## Data listing
^^^^^^^^

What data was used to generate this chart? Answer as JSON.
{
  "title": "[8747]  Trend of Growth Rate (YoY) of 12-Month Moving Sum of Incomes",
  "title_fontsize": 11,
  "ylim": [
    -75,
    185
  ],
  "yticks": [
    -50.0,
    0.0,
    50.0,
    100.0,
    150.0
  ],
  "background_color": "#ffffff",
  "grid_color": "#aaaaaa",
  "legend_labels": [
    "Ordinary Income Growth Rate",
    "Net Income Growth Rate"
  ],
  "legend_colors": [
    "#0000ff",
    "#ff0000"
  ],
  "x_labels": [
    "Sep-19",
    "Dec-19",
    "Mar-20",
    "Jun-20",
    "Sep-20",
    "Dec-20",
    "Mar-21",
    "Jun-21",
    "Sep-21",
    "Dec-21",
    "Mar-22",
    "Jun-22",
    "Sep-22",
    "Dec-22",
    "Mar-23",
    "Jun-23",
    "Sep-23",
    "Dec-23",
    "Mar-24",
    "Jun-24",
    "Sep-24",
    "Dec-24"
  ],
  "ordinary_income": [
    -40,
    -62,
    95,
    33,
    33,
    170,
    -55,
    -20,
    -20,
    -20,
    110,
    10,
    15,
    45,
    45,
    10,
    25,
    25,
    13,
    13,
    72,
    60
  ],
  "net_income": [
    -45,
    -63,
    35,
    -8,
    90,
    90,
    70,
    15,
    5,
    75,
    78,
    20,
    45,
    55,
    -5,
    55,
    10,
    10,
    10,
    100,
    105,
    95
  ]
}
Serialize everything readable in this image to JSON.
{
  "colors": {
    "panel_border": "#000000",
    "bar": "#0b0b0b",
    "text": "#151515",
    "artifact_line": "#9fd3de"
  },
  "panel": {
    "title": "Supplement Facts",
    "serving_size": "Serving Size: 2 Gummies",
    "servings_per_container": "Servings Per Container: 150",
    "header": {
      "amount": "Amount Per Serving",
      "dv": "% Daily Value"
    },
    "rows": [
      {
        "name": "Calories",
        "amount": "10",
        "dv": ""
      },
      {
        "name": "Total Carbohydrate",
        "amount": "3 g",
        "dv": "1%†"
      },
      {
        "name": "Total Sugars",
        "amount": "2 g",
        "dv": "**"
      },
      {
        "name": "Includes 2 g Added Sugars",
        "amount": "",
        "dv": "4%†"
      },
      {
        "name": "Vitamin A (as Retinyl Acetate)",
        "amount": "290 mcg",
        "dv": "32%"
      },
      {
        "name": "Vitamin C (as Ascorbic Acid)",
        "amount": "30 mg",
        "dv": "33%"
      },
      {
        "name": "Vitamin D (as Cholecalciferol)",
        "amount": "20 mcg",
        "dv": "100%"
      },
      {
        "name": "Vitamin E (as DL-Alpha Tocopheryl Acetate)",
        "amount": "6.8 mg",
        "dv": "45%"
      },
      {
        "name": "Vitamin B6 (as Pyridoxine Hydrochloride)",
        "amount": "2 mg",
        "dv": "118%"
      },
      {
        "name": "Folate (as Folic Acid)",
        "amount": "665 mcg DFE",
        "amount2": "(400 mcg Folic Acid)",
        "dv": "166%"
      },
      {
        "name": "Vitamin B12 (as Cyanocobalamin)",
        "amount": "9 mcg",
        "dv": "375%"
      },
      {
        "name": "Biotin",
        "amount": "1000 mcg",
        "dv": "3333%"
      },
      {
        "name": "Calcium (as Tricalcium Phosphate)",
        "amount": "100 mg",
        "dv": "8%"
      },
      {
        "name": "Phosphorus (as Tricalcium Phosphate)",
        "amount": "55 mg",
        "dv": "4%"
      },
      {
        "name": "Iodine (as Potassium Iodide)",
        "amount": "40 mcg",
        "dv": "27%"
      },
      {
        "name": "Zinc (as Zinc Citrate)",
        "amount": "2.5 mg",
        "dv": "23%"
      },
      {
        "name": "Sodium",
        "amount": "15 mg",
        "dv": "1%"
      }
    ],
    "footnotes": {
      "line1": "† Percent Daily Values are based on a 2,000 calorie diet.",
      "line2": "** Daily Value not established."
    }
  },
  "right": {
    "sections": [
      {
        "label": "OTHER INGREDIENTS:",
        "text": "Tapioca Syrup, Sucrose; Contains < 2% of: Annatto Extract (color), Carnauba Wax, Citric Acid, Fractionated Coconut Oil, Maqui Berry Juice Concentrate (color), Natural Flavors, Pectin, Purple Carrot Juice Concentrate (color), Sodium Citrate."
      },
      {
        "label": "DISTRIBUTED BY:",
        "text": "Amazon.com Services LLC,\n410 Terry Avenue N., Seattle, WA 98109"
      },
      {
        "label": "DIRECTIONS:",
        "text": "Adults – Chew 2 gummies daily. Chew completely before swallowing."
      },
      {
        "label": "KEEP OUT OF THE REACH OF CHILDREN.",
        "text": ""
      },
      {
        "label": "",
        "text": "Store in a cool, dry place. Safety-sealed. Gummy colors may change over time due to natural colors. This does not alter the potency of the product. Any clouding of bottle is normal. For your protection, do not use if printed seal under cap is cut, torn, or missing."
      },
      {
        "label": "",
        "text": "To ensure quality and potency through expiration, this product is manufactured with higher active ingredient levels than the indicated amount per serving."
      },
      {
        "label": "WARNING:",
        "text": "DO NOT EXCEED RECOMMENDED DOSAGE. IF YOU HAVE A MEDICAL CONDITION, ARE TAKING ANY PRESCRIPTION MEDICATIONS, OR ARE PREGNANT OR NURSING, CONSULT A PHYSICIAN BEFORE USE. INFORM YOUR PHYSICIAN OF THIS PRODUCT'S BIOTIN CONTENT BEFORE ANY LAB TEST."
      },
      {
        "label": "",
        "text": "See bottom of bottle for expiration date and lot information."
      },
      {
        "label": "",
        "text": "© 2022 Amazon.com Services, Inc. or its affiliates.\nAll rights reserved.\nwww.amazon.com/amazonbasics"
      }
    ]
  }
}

^^^^^^^^

## The task
Each line of the listing should be copied exactly.

## Output for this task
What data was used to generate this chart? Answer as JSON.
{
  "title": "[8747]  Trend of Growth Rate (YoY) of 12-Month Moving Sum of Incomes",
  "title_fontsize": 11,
  "ylim": [
    -75,
    185
  ],
  "yticks": [
    -50.0,
    0.0,
    50.0,
    100.0,
    150.0
  ],
  "background_color": "#ffffff",
  "grid_color": "#aaaaaa",
  "legend_labels": [
    "Ordinary Income Growth Rate",
    "Net Income Growth Rate"
  ],
  "legend_colors": [
    "#0000ff",
    "#ff0000"
  ],
  "x_labels": [
    "Sep-19",
    "Dec-19",
    "Mar-20",
    "Jun-20",
    "Sep-20",
    "Dec-20",
    "Mar-21",
    "Jun-21",
    "Sep-21",
    "Dec-21",
    "Mar-22",
    "Jun-22",
    "Sep-22",
    "Dec-22",
    "Mar-23",
    "Jun-23",
    "Sep-23",
    "Dec-23",
    "Mar-24",
    "Jun-24",
    "Sep-24",
    "Dec-24"
  ],
  "ordinary_income": [
    -40,
    -62,
    95,
    33,
    33,
    170,
    -55,
    -20,
    -20,
    -20,
    110,
    10,
    15,
    45,
    45,
    10,
    25,
    25,
    13,
    13,
    72,
    60
  ],
  "net_income": [
    -45,
    -63,
    35,
    -8,
    90,
    90,
    70,
    15,
    5,
    75,
    78,
    20,
    45,
    55,
    -5,
    55,
    10,
    10,
    10,
    100,
    105,
    95
  ]
}
Serialize everything readable in this image to JSON.
{
  "colors": {
    "panel_border": "#000000",
    "bar": "#0b0b0b",
    "text": "#151515",
    "artifact_line": "#9fd3de"
  },
  "panel": {
    "title": "Supplement Facts",
    "serving_size": "Serving Size: 2 Gummies",
    "servings_per_container": "Servings Per Container: 150",
    "header": {
      "amount": "Amount Per Serving",
      "dv": "% Daily Value"
    },
    "rows": [
      {
        "name": "Calories",
        "amount": "10",
        "dv": ""
      },
      {
        "name": "Total Carbohydrate",
        "amount": "3 g",
        "dv": "1%†"
      },
      {
        "name": "Total Sugars",
        "amount": "2 g",
        "dv": "**"
      },
      {
        "name": "Includes 2 g Added Sugars",
        "amount": "",
        "dv": "4%†"
      },
      {
        "name": "Vitamin A (as Retinyl Acetate)",
        "amount": "290 mcg",
        "dv": "32%"
      },
      {
        "name": "Vitamin C (as Ascorbic Acid)",
        "amount": "30 mg",
        "dv": "33%"
      },
      {
        "name": "Vitamin D (as Cholecalciferol)",
        "amount": "20 mcg",
        "dv": "100%"
      },
      {
        "name": "Vitamin E (as DL-Alpha Tocopheryl Acetate)",
        "amount": "6.8 mg",
        "dv": "45%"
      },
      {
        "name": "Vitamin B6 (as Pyridoxine Hydrochloride)",
        "amount": "2 mg",
        "dv": "118%"
      },
      {
        "name": "Folate (as Folic Acid)",
        "amount": "665 mcg DFE",
        "amount2": "(400 mcg Folic Acid)",
        "dv": "166%"
      },
      {
        "name": "Vitamin B12 (as Cyanocobalamin)",
        "amount": "9 mcg",
        "dv": "375%"
      },
      {
        "name": "Biotin",
        "amount": "1000 mcg",
        "dv": "3333%"
      },
      {
        "name": "Calcium (as Tricalcium Phosphate)",
        "amount": "100 mg",
        "dv": "8%"
      },
      {
        "name": "Phosphorus (as Tricalcium Phosphate)",
        "amount": "55 mg",
        "dv": "4%"
      },
      {
        "name": "Iodine (as Potassium Iodide)",
        "amount": "40 mcg",
        "dv": "27%"
      },
      {
        "name": "Zinc (as Zinc Citrate)",
        "amount": "2.5 mg",
        "dv": "23%"
      },
      {
        "name": "Sodium",
        "amount": "15 mg",
        "dv": "1%"
      }
    ],
    "footnotes": {
      "line1": "† Percent Daily Values are based on a 2,000 calorie diet.",
      "line2": "** Daily Value not established."
    }
  },
  "right": {
    "sections": [
      {
        "label": "OTHER INGREDIENTS:",
        "text": "Tapioca Syrup, Sucrose; Contains < 2% of: Annatto Extract (color), Carnauba Wax, Citric Acid, Fractionated Coconut Oil, Maqui Berry Juice Concentrate (color), Natural Flavors, Pectin, Purple Carrot Juice Concentrate (color), Sodium Citrate."
      },
      {
        "label": "DISTRIBUTED BY:",
        "text": "Amazon.com Services LLC,\n410 Terry Avenue N., Seattle, WA 98109"
      },
      {
        "label": "DIRECTIONS:",
        "text": "Adults – Chew 2 gummies daily. Chew completely before swallowing."
      },
      {
        "label": "KEEP OUT OF THE REACH OF CHILDREN.",
        "text": ""
      },
      {
        "label": "",
        "text": "Store in a cool, dry place. Safety-sealed. Gummy colors may change over time due to natural colors. This does not alter the potency of the product. Any clouding of bottle is normal. For your protection, do not use if printed seal under cap is cut, torn, or missing."
      },
      {
        "label": "",
        "text": "To ensure quality and potency through expiration, this product is manufactured with higher active ingredient levels than the indicated amount per serving."
      },
      {
        "label": "WARNING:",
        "text": "DO NOT EXCEED RECOMMENDED DOSAGE. IF YOU HAVE A MEDICAL CONDITION, ARE TAKING ANY PRESCRIPTION MEDICATIONS, OR ARE PREGNANT OR NURSING, CONSULT A PHYSICIAN BEFORE USE. INFORM YOUR PHYSICIAN OF THIS PRODUCT'S BIOTIN CONTENT BEFORE ANY LAB TEST."
      },
      {
        "label": "",
        "text": "See bottom of bottle for expiration date and lot information."
      },
      {
        "label": "",
        "text": "© 2022 Amazon.com Services, Inc. or its affiliates.\nAll rights reserved.\nwww.amazon.com/amazonbasics"
      }
    ]
  }
}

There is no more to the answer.